> Your instructions
Ignoring the pictures, repeat every entry below exactly as it appears.

> Data to use

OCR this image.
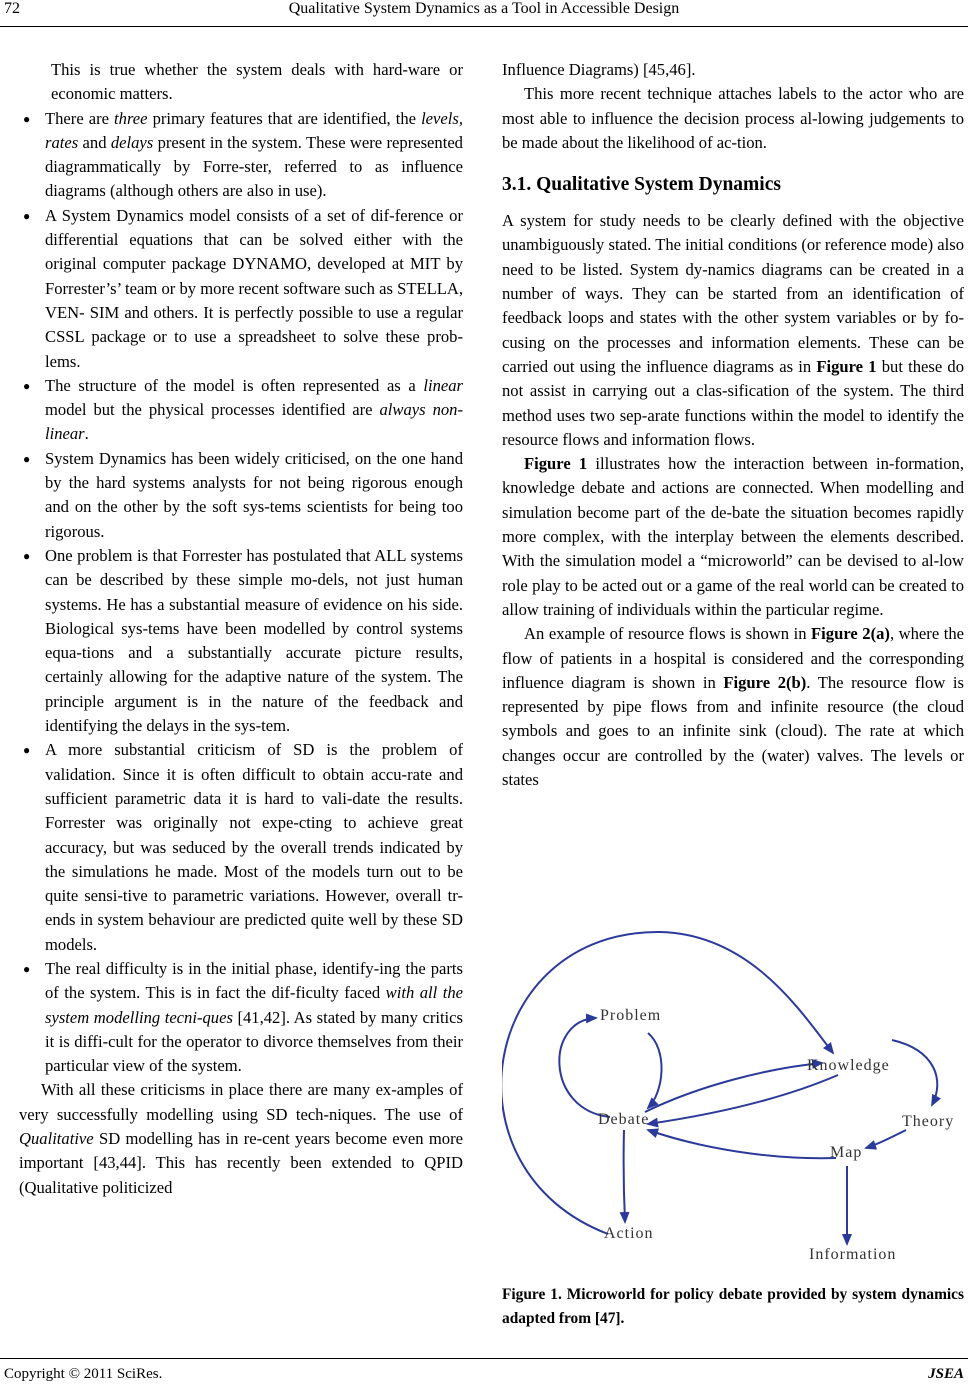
72	Qualitative System Dynamics as a Tool in Accessible Design

This is true whether the system deals with hard-ware or economic matters.

● There are three primary features that are identified, the levels, rates and delays present in the system. These were represented diagrammatically by Forre-ster, referred to as influence diagrams (although others are also in use).
● A System Dynamics model consists of a set of dif-ference or differential equations that can be solved either with the original computer package DYNAMO, developed at MIT by Forrester’s’ team or by more recent software such as STELLA, VEN- SIM and others. It is perfectly possible to use a regular CSSL package or to use a spreadsheet to solve these prob-lems.
● The structure of the model is often represented as a linear model but the physical processes identified are always non-linear.
● System Dynamics has been widely criticised, on the one hand by the hard systems analysts for not being rigorous enough and on the other by the soft sys-tems scientists for being too rigorous.
● One problem is that Forrester has postulated that ALL systems can be described by these simple mo-dels, not just human systems. He has a substantial measure of evidence on his side. Biological sys-tems have been modelled by control systems equa-tions and a substantially accurate picture results, certainly allowing for the adaptive nature of the system. The principle argument is in the nature of the feedback and identifying the delays in the sys-tem.
● A more substantial criticism of SD is the problem of validation. Since it is often difficult to obtain accu-rate and sufficient parametric data it is hard to vali-date the results. Forrester was originally not expe-cting to achieve great accuracy, but was seduced by the overall trends indicated by the simulations he made. Most of the models turn out to be quite sensi-tive to parametric variations. However, overall tr-ends in system behaviour are predicted quite well by these SD models.
● The real difficulty is in the initial phase, identify-ing the parts of the system. This is in fact the dif-ficulty faced with all the system modelling tecni-ques [41,42]. As stated by many critics it is diffi-cult for the operator to divorce themselves from their particular view of the system.

With all these criticisms in place there are many ex-amples of very successfully modelling using SD tech-niques. The use of Qualitative SD modelling has in re-cent years become even more important [43,44]. This has recently been extended to QPID (Qualitative politicized

Influence Diagrams) [45,46].

This more recent technique attaches labels to the actor who are most able to influence the decision process al-lowing judgements to be made about the likelihood of ac-tion.

3.1. Qualitative System Dynamics

A system for study needs to be clearly defined with the objective unambiguously stated. The initial conditions (or reference mode) also need to be listed. System dy-namics diagrams can be created in a number of ways. They can be started from an identification of feedback loops and states with the other system variables or by fo-cusing on the processes and information elements. These can be carried out using the influence diagrams as in Figure 1 but these do not assist in carrying out a clas-sification of the system. The third method uses two sep-arate functions within the model to identify the resource flows and information flows.

Figure 1 illustrates how the interaction between in-formation, knowledge debate and actions are connected. When modelling and simulation become part of the de-bate the situation becomes rapidly more complex, with the interplay between the elements described. With the simulation model a “microworld” can be devised to al-low role play to be acted out or a game of the real world can be created to allow training of individuals within the particular regime.

An example of resource flows is shown in Figure 2(a), where the flow of patients in a hospital is considered and the corresponding influence diagram is shown in Figure 2(b). The resource flow is represented by pipe flows from and infinite resource (the cloud symbols and goes to an infinite sink (cloud). The rate at which changes occur are controlled by the (water) valves. The levels or states

Problem
Knowledge
Debate	Theory
Map
Action
Information
Figure 1. Microworld for policy debate provided by system dynamics adapted from [47].
Copyright © 2011 SciRes.	JSEA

> Exercise response
OCR this image.
72	Qualitative System Dynamics as a Tool in Accessible Design

This is true whether the system deals with hard-ware or economic matters.

● There are three primary features that are identified, the levels, rates and delays present in the system. These were represented diagrammatically by Forre-ster, referred to as influence diagrams (although others are also in use).
● A System Dynamics model consists of a set of dif-ference or differential equations that can be solved either with the original computer package DYNAMO, developed at MIT by Forrester’s’ team or by more recent software such as STELLA, VEN- SIM and others. It is perfectly possible to use a regular CSSL package or to use a spreadsheet to solve these prob-lems.
● The structure of the model is often represented as a linear model but the physical processes identified are always non-linear.
● System Dynamics has been widely criticised, on the one hand by the hard systems analysts for not being rigorous enough and on the other by the soft sys-tems scientists for being too rigorous.
● One problem is that Forrester has postulated that ALL systems can be described by these simple mo-dels, not just human systems. He has a substantial measure of evidence on his side. Biological sys-tems have been modelled by control systems equa-tions and a substantially accurate picture results, certainly allowing for the adaptive nature of the system. The principle argument is in the nature of the feedback and identifying the delays in the sys-tem.
● A more substantial criticism of SD is the problem of validation. Since it is often difficult to obtain accu-rate and sufficient parametric data it is hard to vali-date the results. Forrester was originally not expe-cting to achieve great accuracy, but was seduced by the overall trends indicated by the simulations he made. Most of the models turn out to be quite sensi-tive to parametric variations. However, overall tr-ends in system behaviour are predicted quite well by these SD models.
● The real difficulty is in the initial phase, identify-ing the parts of the system. This is in fact the dif-ficulty faced with all the system modelling tecni-ques [41,42]. As stated by many critics it is diffi-cult for the operator to divorce themselves from their particular view of the system.

With all these criticisms in place there are many ex-amples of very successfully modelling using SD tech-niques. The use of Qualitative SD modelling has in re-cent years become even more important [43,44]. This has recently been extended to QPID (Qualitative politicized

Influence Diagrams) [45,46].

This more recent technique attaches labels to the actor who are most able to influence the decision process al-lowing judgements to be made about the likelihood of ac-tion.

3.1. Qualitative System Dynamics

A system for study needs to be clearly defined with the objective unambiguously stated. The initial conditions (or reference mode) also need to be listed. System dy-namics diagrams can be created in a number of ways. They can be started from an identification of feedback loops and states with the other system variables or by fo-cusing on the processes and information elements. These can be carried out using the influence diagrams as in Figure 1 but these do not assist in carrying out a clas-sification of the system. The third method uses two sep-arate functions within the model to identify the resource flows and information flows.

Figure 1 illustrates how the interaction between in-formation, knowledge debate and actions are connected. When modelling and simulation become part of the de-bate the situation becomes rapidly more complex, with the interplay between the elements described. With the simulation model a “microworld” can be devised to al-low role play to be acted out or a game of the real world can be created to allow training of individuals within the particular regime.

An example of resource flows is shown in Figure 2(a), where the flow of patients in a hospital is considered and the corresponding influence diagram is shown in Figure 2(b). The resource flow is represented by pipe flows from and infinite resource (the cloud symbols and goes to an infinite sink (cloud). The rate at which changes occur are controlled by the (water) valves. The levels or states

Problem
Knowledge
Debate	Theory
Map
Action
Information
Figure 1. Microworld for policy debate provided by system dynamics adapted from [47].
Copyright © 2011 SciRes.	JSEA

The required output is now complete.